__Prompt__. Select every line holding the word "noto" and copy it.

__Extracted material__.
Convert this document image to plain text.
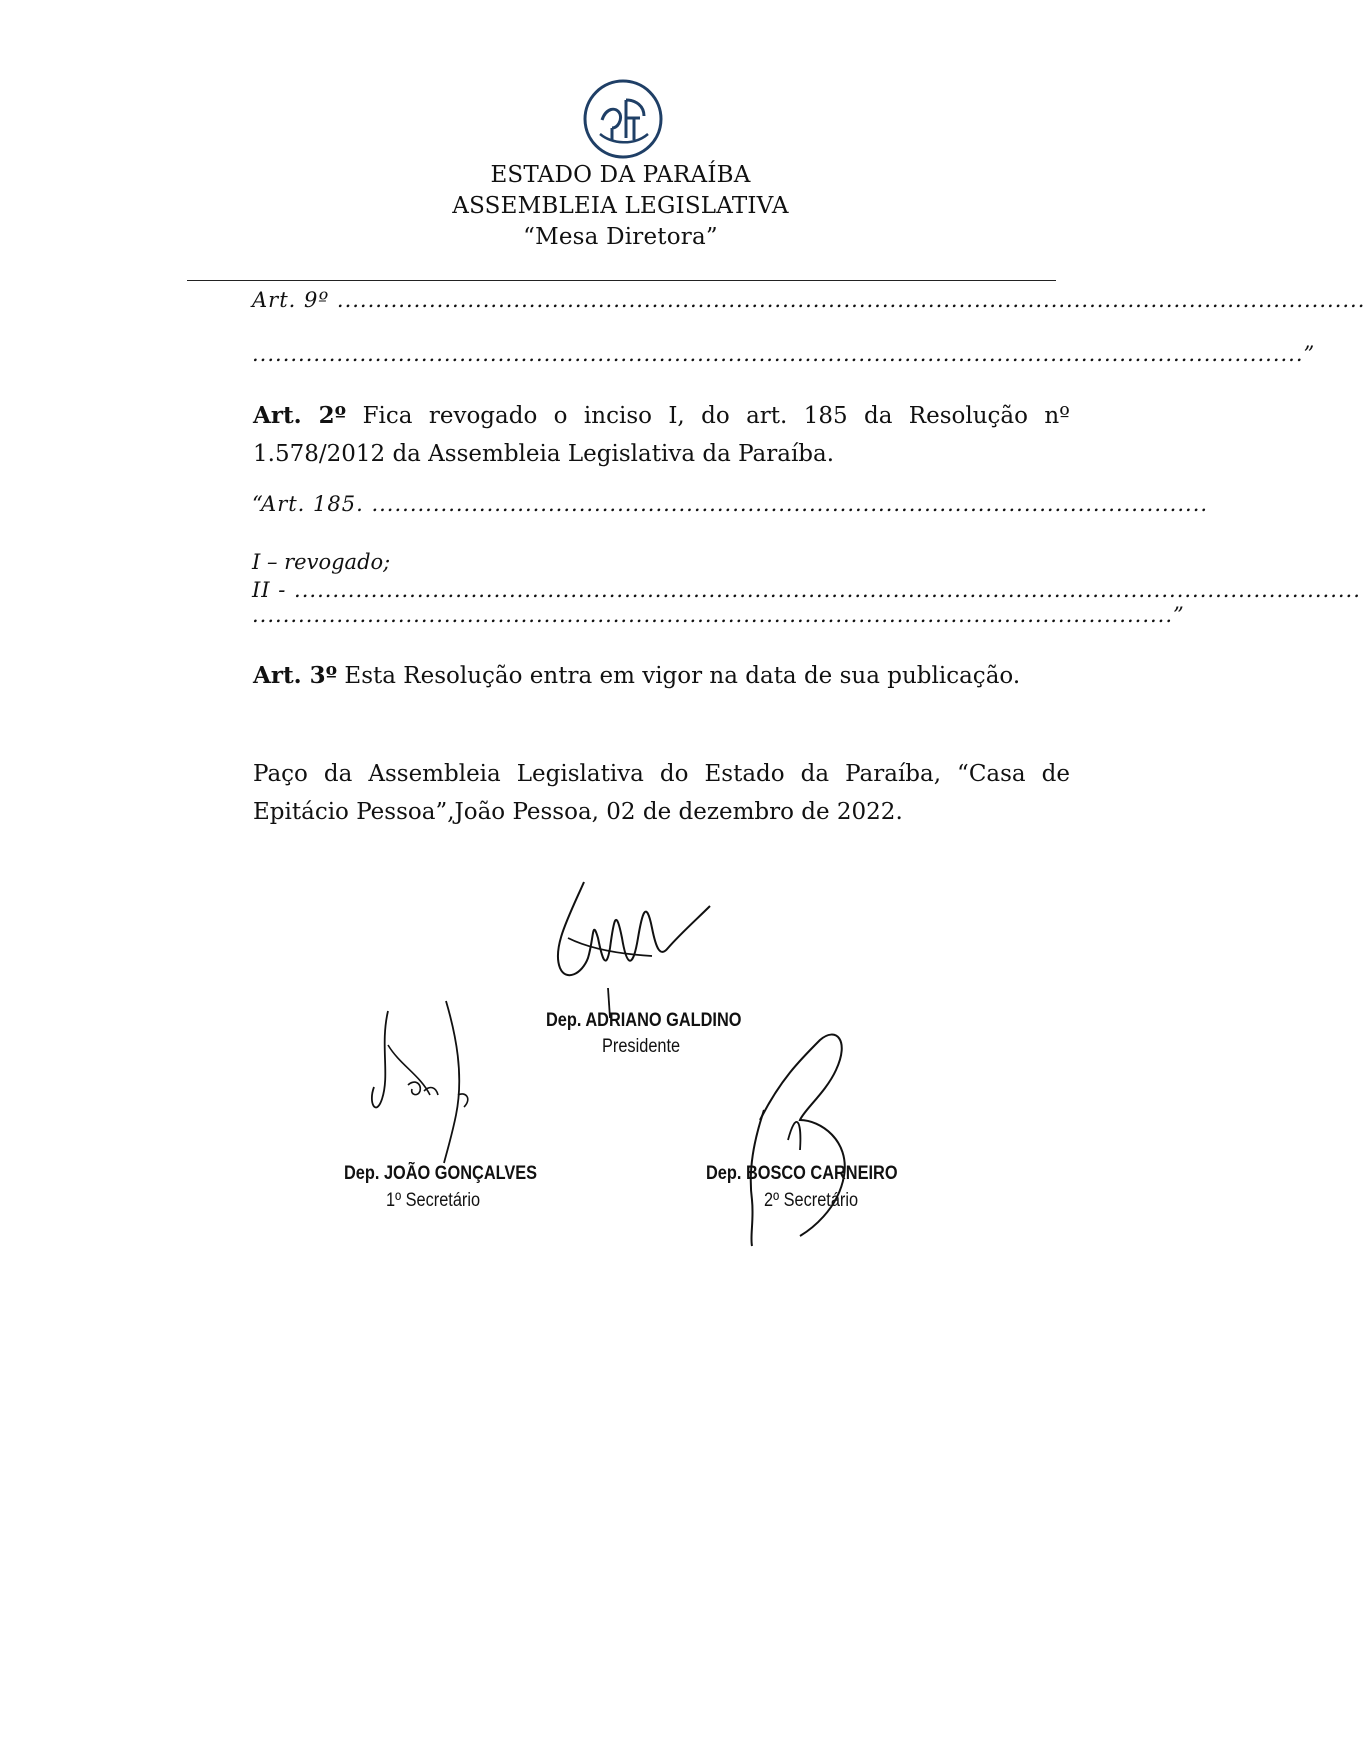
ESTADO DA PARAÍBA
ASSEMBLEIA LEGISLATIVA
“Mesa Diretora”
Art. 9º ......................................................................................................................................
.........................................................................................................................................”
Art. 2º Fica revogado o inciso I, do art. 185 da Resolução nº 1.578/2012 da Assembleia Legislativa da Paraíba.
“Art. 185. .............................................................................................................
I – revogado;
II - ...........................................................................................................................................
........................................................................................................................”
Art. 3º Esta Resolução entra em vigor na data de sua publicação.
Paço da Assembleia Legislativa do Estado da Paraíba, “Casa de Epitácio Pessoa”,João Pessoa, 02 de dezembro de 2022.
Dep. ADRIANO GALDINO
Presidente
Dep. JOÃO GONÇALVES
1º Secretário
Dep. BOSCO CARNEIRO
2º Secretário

==

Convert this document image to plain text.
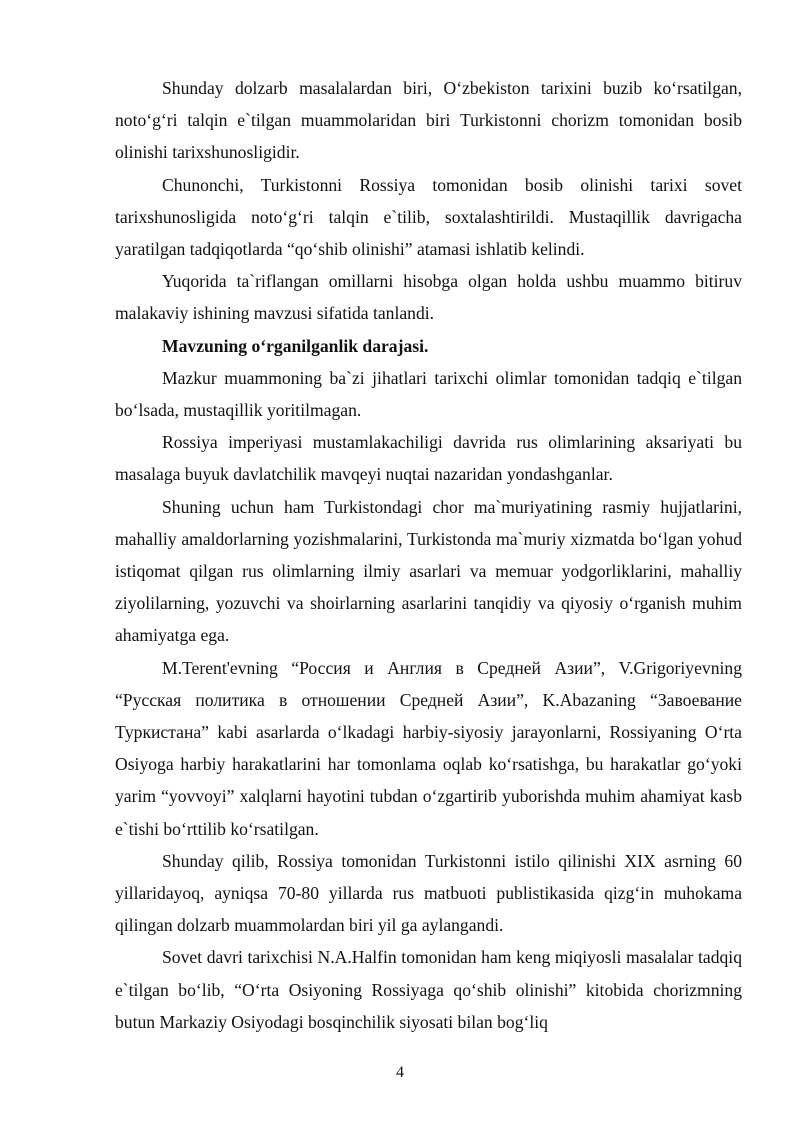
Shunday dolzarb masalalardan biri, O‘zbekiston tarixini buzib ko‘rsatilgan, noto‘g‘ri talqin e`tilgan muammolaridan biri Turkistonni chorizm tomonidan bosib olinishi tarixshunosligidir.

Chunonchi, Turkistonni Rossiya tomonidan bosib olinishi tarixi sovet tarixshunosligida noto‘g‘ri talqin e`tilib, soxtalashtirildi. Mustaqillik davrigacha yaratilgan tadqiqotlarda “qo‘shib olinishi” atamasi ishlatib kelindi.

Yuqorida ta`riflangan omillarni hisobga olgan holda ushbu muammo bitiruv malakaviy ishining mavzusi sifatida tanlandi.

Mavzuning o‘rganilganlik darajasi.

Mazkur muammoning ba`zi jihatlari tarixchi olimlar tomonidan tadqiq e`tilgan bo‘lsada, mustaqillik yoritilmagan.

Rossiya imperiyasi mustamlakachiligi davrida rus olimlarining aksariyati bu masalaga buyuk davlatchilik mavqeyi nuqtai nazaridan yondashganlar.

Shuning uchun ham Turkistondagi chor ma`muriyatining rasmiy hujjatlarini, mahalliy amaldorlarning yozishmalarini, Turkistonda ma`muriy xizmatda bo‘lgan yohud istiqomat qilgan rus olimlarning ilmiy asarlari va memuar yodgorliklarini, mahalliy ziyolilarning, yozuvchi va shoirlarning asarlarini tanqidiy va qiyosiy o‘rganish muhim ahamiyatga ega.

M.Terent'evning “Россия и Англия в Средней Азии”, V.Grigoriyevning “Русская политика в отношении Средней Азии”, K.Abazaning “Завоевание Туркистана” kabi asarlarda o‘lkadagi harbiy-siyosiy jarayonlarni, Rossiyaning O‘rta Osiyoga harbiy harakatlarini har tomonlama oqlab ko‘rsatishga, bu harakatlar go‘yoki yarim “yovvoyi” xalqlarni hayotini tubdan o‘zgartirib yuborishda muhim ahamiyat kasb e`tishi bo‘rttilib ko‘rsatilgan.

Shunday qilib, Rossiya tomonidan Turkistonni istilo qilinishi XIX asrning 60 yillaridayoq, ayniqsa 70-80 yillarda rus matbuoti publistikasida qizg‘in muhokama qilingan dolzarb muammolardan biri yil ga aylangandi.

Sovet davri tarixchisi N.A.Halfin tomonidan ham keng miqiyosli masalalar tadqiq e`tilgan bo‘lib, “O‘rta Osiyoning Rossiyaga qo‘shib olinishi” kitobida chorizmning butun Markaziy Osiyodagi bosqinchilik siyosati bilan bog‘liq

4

* * *

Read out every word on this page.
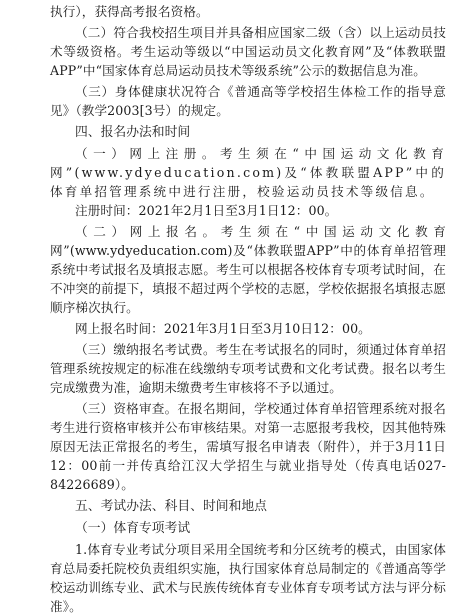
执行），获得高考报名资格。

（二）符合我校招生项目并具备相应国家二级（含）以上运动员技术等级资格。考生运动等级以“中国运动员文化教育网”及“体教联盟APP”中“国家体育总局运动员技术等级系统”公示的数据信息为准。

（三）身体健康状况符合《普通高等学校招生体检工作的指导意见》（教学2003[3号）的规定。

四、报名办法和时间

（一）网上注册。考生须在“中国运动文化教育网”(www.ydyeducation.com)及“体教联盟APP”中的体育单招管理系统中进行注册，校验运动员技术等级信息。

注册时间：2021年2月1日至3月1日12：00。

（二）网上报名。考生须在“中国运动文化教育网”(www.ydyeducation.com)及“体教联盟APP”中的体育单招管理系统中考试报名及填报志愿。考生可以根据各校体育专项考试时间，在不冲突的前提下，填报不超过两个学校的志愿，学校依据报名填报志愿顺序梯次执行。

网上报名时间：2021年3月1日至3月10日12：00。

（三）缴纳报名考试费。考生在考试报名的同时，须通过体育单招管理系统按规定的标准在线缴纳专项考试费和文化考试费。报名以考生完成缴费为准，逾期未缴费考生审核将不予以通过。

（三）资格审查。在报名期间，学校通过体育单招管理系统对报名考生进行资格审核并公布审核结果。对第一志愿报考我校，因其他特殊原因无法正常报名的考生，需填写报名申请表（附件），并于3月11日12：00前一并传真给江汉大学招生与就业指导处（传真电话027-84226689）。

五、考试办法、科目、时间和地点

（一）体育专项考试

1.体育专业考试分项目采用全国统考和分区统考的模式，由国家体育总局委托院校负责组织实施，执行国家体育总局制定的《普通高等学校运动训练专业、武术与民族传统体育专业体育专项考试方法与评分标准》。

__Correct answer__.
Shunday dolzarb masalalardan biri, O‘zbekiston tarixini buzib ko‘rsatilgan, noto‘g‘ri talqin e`tilgan muammolaridan biri Turkistonni chorizm tomonidan bosib olinishi tarixshunosligidir.
Chunonchi, Turkistonni Rossiya tomonidan bosib olinishi tarixi sovet tarixshunosligida noto‘g‘ri talqin e`tilib, soxtalashtirildi. Mustaqillik davrigacha yaratilgan tadqiqotlarda “qo‘shib olinishi” atamasi ishlatib kelindi.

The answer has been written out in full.